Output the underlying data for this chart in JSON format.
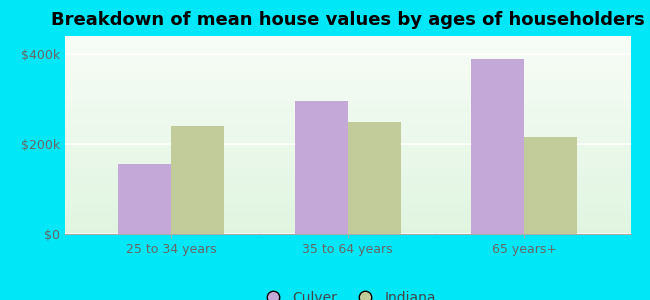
{
  "title": "Breakdown of mean house values by ages of householders",
  "categories": [
    "25 to 34 years",
    "35 to 64 years",
    "65 years+"
  ],
  "culver_values": [
    155000,
    295000,
    390000
  ],
  "indiana_values": [
    240000,
    250000,
    215000
  ],
  "culver_color": "#c4a8d8",
  "indiana_color": "#c2cc9a",
  "background_outer": "#00e8f8",
  "ylim": [
    0,
    440000
  ],
  "yticks": [
    0,
    200000,
    400000
  ],
  "ytick_labels": [
    "$0",
    "$200k",
    "$400k"
  ],
  "legend_labels": [
    "Culver",
    "Indiana"
  ],
  "bar_width": 0.3,
  "title_fontsize": 13,
  "tick_fontsize": 9,
  "legend_fontsize": 10
}
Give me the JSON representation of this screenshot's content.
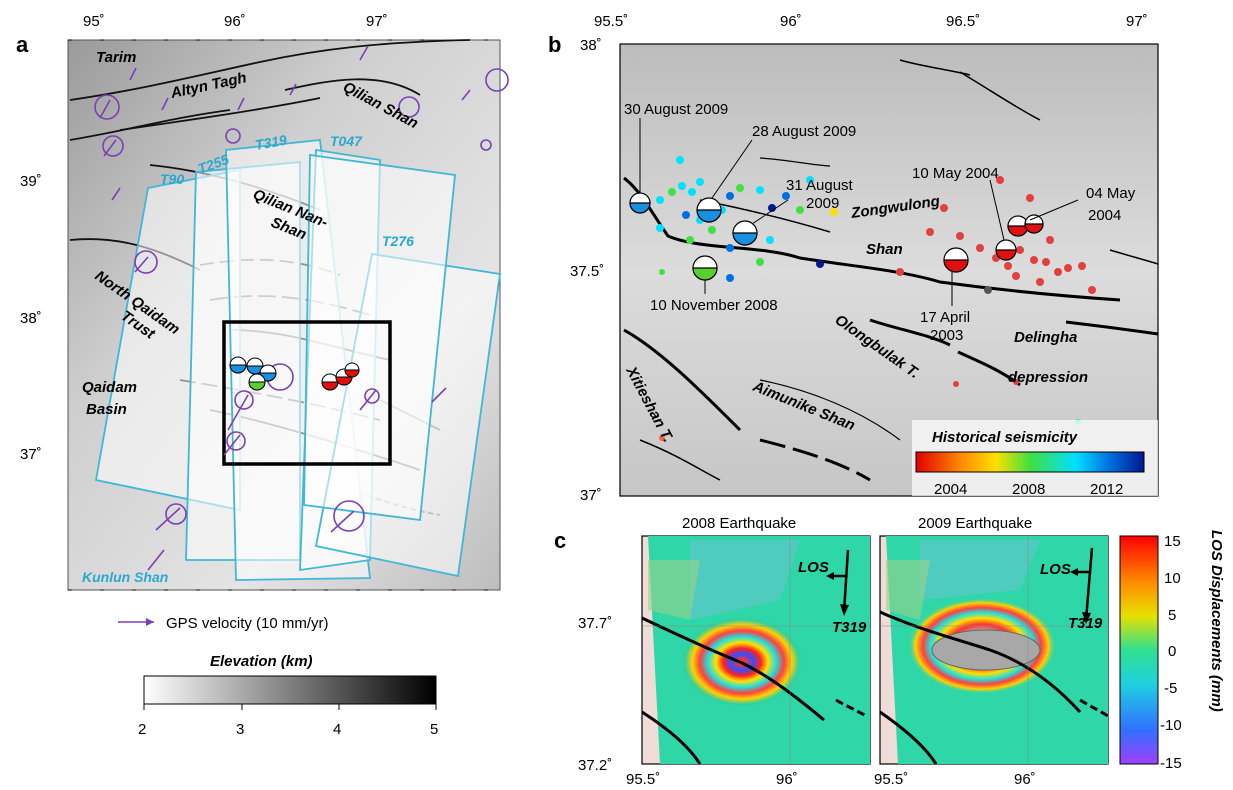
{
  "panels": {
    "a": {
      "letter": "a",
      "top_lon_ticks": [
        "95˚",
        "96˚",
        "97˚"
      ],
      "left_lat_ticks": [
        "39˚",
        "38˚",
        "37˚"
      ],
      "place_labels": [
        "Tarim",
        "Altyn Tagh",
        "Qilian Shan",
        "Qilian Nan-",
        "Shan",
        "North Qaidam",
        "Trust",
        "Qaidam",
        "Basin"
      ],
      "track_labels": [
        "T90",
        "T255",
        "T319",
        "T047",
        "T276"
      ],
      "kunlun": "Kunlun Shan",
      "gps_legend": "GPS velocity (10 mm/yr)",
      "elevation_title": "Elevation (km)",
      "elevation_ticks": [
        "2",
        "3",
        "4",
        "5"
      ]
    },
    "b": {
      "letter": "b",
      "top_lon_ticks": [
        "95.5˚",
        "96˚",
        "96.5˚",
        "97˚"
      ],
      "left_lat_ticks": [
        "38˚",
        "37.5˚",
        "37˚"
      ],
      "event_labels": [
        "30 August 2009",
        "28 August 2009",
        "31 August",
        "2009",
        "10 November 2008",
        "10 May 2004",
        "04 May",
        "2004",
        "17 April",
        "2003"
      ],
      "place_labels": [
        "Zongwulong",
        "Shan",
        "Olongbulak T.",
        "Delingha",
        "depression",
        "Xitieshan T.",
        "Aimunike Shan"
      ],
      "seismicity_title": "Historical seismicity",
      "seismicity_ticks": [
        "2004",
        "2008",
        "2012"
      ]
    },
    "c": {
      "letter": "c",
      "titles": [
        "2008 Earthquake",
        "2009 Earthquake"
      ],
      "left_lat_ticks": [
        "37.7˚",
        "37.2˚"
      ],
      "bottom_lon_ticks": [
        "95.5˚",
        "96˚",
        "95.5˚",
        "96˚"
      ],
      "los": "LOS",
      "track": "T319",
      "colorbar_label": "LOS Displacements (mm)",
      "colorbar_ticks": [
        "15",
        "10",
        "5",
        "0",
        "-5",
        "-10",
        "-15"
      ]
    }
  },
  "colors": {
    "track": "#3fb7d6",
    "gps": "#7b3fb5",
    "box": "#000000"
  }
}
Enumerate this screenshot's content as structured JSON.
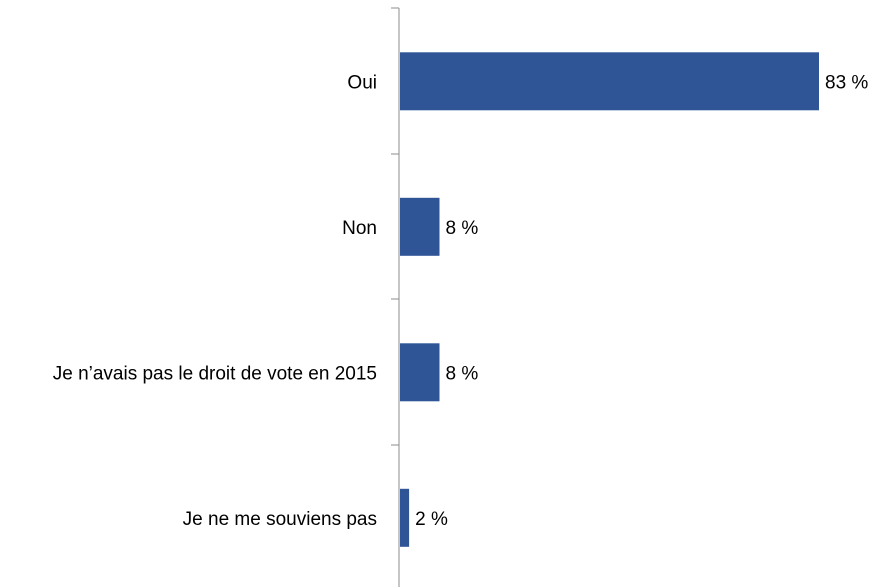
{
  "chart_data": {
    "type": "bar",
    "orientation": "horizontal",
    "categories": [
      "Oui",
      "Non",
      "Je n’avais pas le droit de vote en 2015",
      "Je ne me souviens pas"
    ],
    "values": [
      83,
      8,
      8,
      2
    ],
    "value_labels": [
      "83 %",
      "8 %",
      "8 %",
      "2 %"
    ],
    "unit": "%",
    "xlim": [
      0,
      83
    ],
    "grid": false,
    "legend": "none",
    "colors": {
      "bar": "#2F5597",
      "axis": "#8C8C8C",
      "text": "#000000"
    }
  }
}
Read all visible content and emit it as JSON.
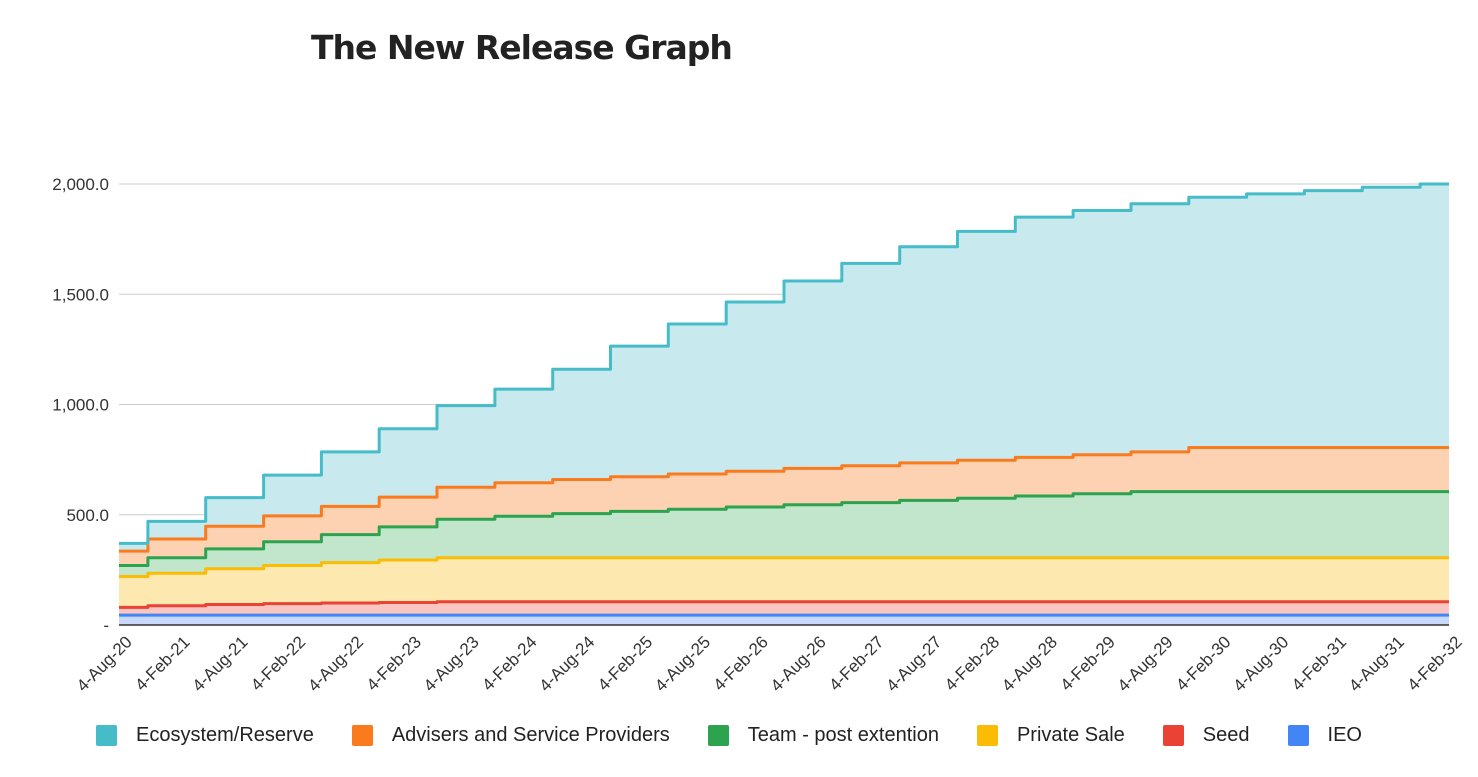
{
  "chart_data": {
    "type": "area",
    "title": "The New Release Graph",
    "xlabel": "",
    "ylabel": "",
    "stacked": true,
    "grid": true,
    "legend_position": "bottom",
    "ylim": [
      0,
      2000
    ],
    "y_ticks": [
      "-",
      "500.0",
      "1,000.0",
      "1,500.0",
      "2,000.0"
    ],
    "y_tick_values": [
      0,
      500,
      1000,
      1500,
      2000
    ],
    "categories": [
      "4-Aug-20",
      "4-Feb-21",
      "4-Aug-21",
      "4-Feb-22",
      "4-Aug-22",
      "4-Feb-23",
      "4-Aug-23",
      "4-Feb-24",
      "4-Aug-24",
      "4-Feb-25",
      "4-Aug-25",
      "4-Feb-26",
      "4-Aug-26",
      "4-Feb-27",
      "4-Aug-27",
      "4-Feb-28",
      "4-Aug-28",
      "4-Feb-29",
      "4-Aug-29",
      "4-Feb-30",
      "4-Aug-30",
      "4-Feb-31",
      "4-Aug-31",
      "4-Feb-32"
    ],
    "cumulative_totals": {
      "IEO": [
        45,
        45,
        45,
        45,
        45,
        45,
        45,
        45,
        45,
        45,
        45,
        45,
        45,
        45,
        45,
        45,
        45,
        45,
        45,
        45,
        45,
        45,
        45,
        45
      ],
      "Seed": [
        80,
        87,
        93,
        97,
        100,
        102,
        105,
        105,
        105,
        105,
        105,
        105,
        105,
        105,
        105,
        105,
        105,
        105,
        105,
        105,
        105,
        105,
        105,
        105
      ],
      "Private Sale": [
        220,
        235,
        255,
        270,
        283,
        295,
        305,
        305,
        305,
        305,
        305,
        305,
        305,
        305,
        305,
        305,
        305,
        305,
        305,
        305,
        305,
        305,
        305,
        305
      ],
      "Team - post extention": [
        270,
        305,
        345,
        378,
        410,
        445,
        480,
        493,
        505,
        515,
        525,
        535,
        545,
        555,
        565,
        575,
        585,
        595,
        605,
        605,
        605,
        605,
        605,
        605
      ],
      "Advisers and Service Providers": [
        335,
        390,
        448,
        495,
        538,
        580,
        625,
        645,
        660,
        672,
        685,
        697,
        710,
        722,
        735,
        747,
        760,
        772,
        785,
        805,
        805,
        805,
        805,
        805
      ],
      "Ecosystem/Reserve": [
        370,
        470,
        578,
        680,
        785,
        890,
        995,
        1070,
        1160,
        1265,
        1365,
        1465,
        1560,
        1640,
        1715,
        1785,
        1850,
        1880,
        1910,
        1940,
        1955,
        1970,
        1985,
        2000
      ]
    },
    "series": [
      {
        "name": "Ecosystem/Reserve",
        "color": "#45BCC8",
        "fill": "#C8EAEE"
      },
      {
        "name": "Advisers and Service Providers",
        "color": "#FA7A1E",
        "fill": "#FDD2B2"
      },
      {
        "name": "Team - post extention",
        "color": "#2DA24F",
        "fill": "#C2E6CB"
      },
      {
        "name": "Private Sale",
        "color": "#FBBC05",
        "fill": "#FDE9B0"
      },
      {
        "name": "Seed",
        "color": "#EA4335",
        "fill": "#F9C6C1"
      },
      {
        "name": "IEO",
        "color": "#4285F4",
        "fill": "#C8D9FB"
      }
    ]
  }
}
◆ ◆ ◆ ◆
WORK TO DO | Copy each line of the records precisely and drop any images they hold.

RESULT OF THE EXERCISE |
Output the underlying data for this chart in JSON format.
{
  "title": "Breakdown of mean house values by ages of householders",
  "categories": [
    "25 to 34 years",
    "35 to 64 years",
    "65 years+"
  ],
  "culver_values": [
    155000,
    295000,
    390000
  ],
  "indiana_values": [
    240000,
    250000,
    215000
  ],
  "culver_color": "#c4a8d8",
  "indiana_color": "#c2cc9a",
  "background_outer": "#00e8f8",
  "ylim": [
    0,
    440000
  ],
  "yticks": [
    0,
    200000,
    400000
  ],
  "ytick_labels": [
    "$0",
    "$200k",
    "$400k"
  ],
  "legend_labels": [
    "Culver",
    "Indiana"
  ],
  "bar_width": 0.3,
  "title_fontsize": 13,
  "tick_fontsize": 9,
  "legend_fontsize": 10
}
Give me the JSON representation of this screenshot's content.
{
  "panels": {
    "a": {
      "letter": "a",
      "top_lon_ticks": [
        "95˚",
        "96˚",
        "97˚"
      ],
      "left_lat_ticks": [
        "39˚",
        "38˚",
        "37˚"
      ],
      "place_labels": [
        "Tarim",
        "Altyn Tagh",
        "Qilian Shan",
        "Qilian Nan-",
        "Shan",
        "North Qaidam",
        "Trust",
        "Qaidam",
        "Basin"
      ],
      "track_labels": [
        "T90",
        "T255",
        "T319",
        "T047",
        "T276"
      ],
      "kunlun": "Kunlun Shan",
      "gps_legend": "GPS velocity (10 mm/yr)",
      "elevation_title": "Elevation (km)",
      "elevation_ticks": [
        "2",
        "3",
        "4",
        "5"
      ]
    },
    "b": {
      "letter": "b",
      "top_lon_ticks": [
        "95.5˚",
        "96˚",
        "96.5˚",
        "97˚"
      ],
      "left_lat_ticks": [
        "38˚",
        "37.5˚",
        "37˚"
      ],
      "event_labels": [
        "30 August 2009",
        "28 August 2009",
        "31 August",
        "2009",
        "10 November 2008",
        "10 May 2004",
        "04 May",
        "2004",
        "17 April",
        "2003"
      ],
      "place_labels": [
        "Zongwulong",
        "Shan",
        "Olongbulak T.",
        "Delingha",
        "depression",
        "Xitieshan T.",
        "Aimunike Shan"
      ],
      "seismicity_title": "Historical seismicity",
      "seismicity_ticks": [
        "2004",
        "2008",
        "2012"
      ]
    },
    "c": {
      "letter": "c",
      "titles": [
        "2008 Earthquake",
        "2009 Earthquake"
      ],
      "left_lat_ticks": [
        "37.7˚",
        "37.2˚"
      ],
      "bottom_lon_ticks": [
        "95.5˚",
        "96˚",
        "95.5˚",
        "96˚"
      ],
      "los": "LOS",
      "track": "T319",
      "colorbar_label": "LOS Displacements (mm)",
      "colorbar_ticks": [
        "15",
        "10",
        "5",
        "0",
        "-5",
        "-10",
        "-15"
      ]
    }
  },
  "colors": {
    "track": "#3fb7d6",
    "gps": "#7b3fb5",
    "box": "#000000"
  }
}
Enumerate this screenshot's content as structured JSON.
{
  "chart_data": {
    "type": "bar",
    "orientation": "horizontal",
    "categories": [
      "Oui",
      "Non",
      "Je n’avais pas le droit de vote en 2015",
      "Je ne me souviens pas"
    ],
    "values": [
      83,
      8,
      8,
      2
    ],
    "value_labels": [
      "83 %",
      "8 %",
      "8 %",
      "2 %"
    ],
    "unit": "%",
    "xlim": [
      0,
      83
    ],
    "grid": false,
    "legend": "none",
    "colors": {
      "bar": "#2F5597",
      "axis": "#8C8C8C",
      "text": "#000000"
    }
  }
}
Read all visible content and emit it as JSON.
{
  "chart_data": {
    "type": "area",
    "title": "The New Release Graph",
    "xlabel": "",
    "ylabel": "",
    "stacked": true,
    "grid": true,
    "legend_position": "bottom",
    "ylim": [
      0,
      2000
    ],
    "y_ticks": [
      "-",
      "500.0",
      "1,000.0",
      "1,500.0",
      "2,000.0"
    ],
    "y_tick_values": [
      0,
      500,
      1000,
      1500,
      2000
    ],
    "categories": [
      "4-Aug-20",
      "4-Feb-21",
      "4-Aug-21",
      "4-Feb-22",
      "4-Aug-22",
      "4-Feb-23",
      "4-Aug-23",
      "4-Feb-24",
      "4-Aug-24",
      "4-Feb-25",
      "4-Aug-25",
      "4-Feb-26",
      "4-Aug-26",
      "4-Feb-27",
      "4-Aug-27",
      "4-Feb-28",
      "4-Aug-28",
      "4-Feb-29",
      "4-Aug-29",
      "4-Feb-30",
      "4-Aug-30",
      "4-Feb-31",
      "4-Aug-31",
      "4-Feb-32"
    ],
    "cumulative_totals": {
      "IEO": [
        45,
        45,
        45,
        45,
        45,
        45,
        45,
        45,
        45,
        45,
        45,
        45,
        45,
        45,
        45,
        45,
        45,
        45,
        45,
        45,
        45,
        45,
        45,
        45
      ],
      "Seed": [
        80,
        87,
        93,
        97,
        100,
        102,
        105,
        105,
        105,
        105,
        105,
        105,
        105,
        105,
        105,
        105,
        105,
        105,
        105,
        105,
        105,
        105,
        105,
        105
      ],
      "Private Sale": [
        220,
        235,
        255,
        270,
        283,
        295,
        305,
        305,
        305,
        305,
        305,
        305,
        305,
        305,
        305,
        305,
        305,
        305,
        305,
        305,
        305,
        305,
        305,
        305
      ],
      "Team - post extention": [
        270,
        305,
        345,
        378,
        410,
        445,
        480,
        493,
        505,
        515,
        525,
        535,
        545,
        555,
        565,
        575,
        585,
        595,
        605,
        605,
        605,
        605,
        605,
        605
      ],
      "Advisers and Service Providers": [
        335,
        390,
        448,
        495,
        538,
        580,
        625,
        645,
        660,
        672,
        685,
        697,
        710,
        722,
        735,
        747,
        760,
        772,
        785,
        805,
        805,
        805,
        805,
        805
      ],
      "Ecosystem/Reserve": [
        370,
        470,
        578,
        680,
        785,
        890,
        995,
        1070,
        1160,
        1265,
        1365,
        1465,
        1560,
        1640,
        1715,
        1785,
        1850,
        1880,
        1910,
        1940,
        1955,
        1970,
        1985,
        2000
      ]
    },
    "series": [
      {
        "name": "Ecosystem/Reserve",
        "color": "#45BCC8",
        "fill": "#C8EAEE"
      },
      {
        "name": "Advisers and Service Providers",
        "color": "#FA7A1E",
        "fill": "#FDD2B2"
      },
      {
        "name": "Team - post extention",
        "color": "#2DA24F",
        "fill": "#C2E6CB"
      },
      {
        "name": "Private Sale",
        "color": "#FBBC05",
        "fill": "#FDE9B0"
      },
      {
        "name": "Seed",
        "color": "#EA4335",
        "fill": "#F9C6C1"
      },
      {
        "name": "IEO",
        "color": "#4285F4",
        "fill": "#C8D9FB"
      }
    ]
  }
}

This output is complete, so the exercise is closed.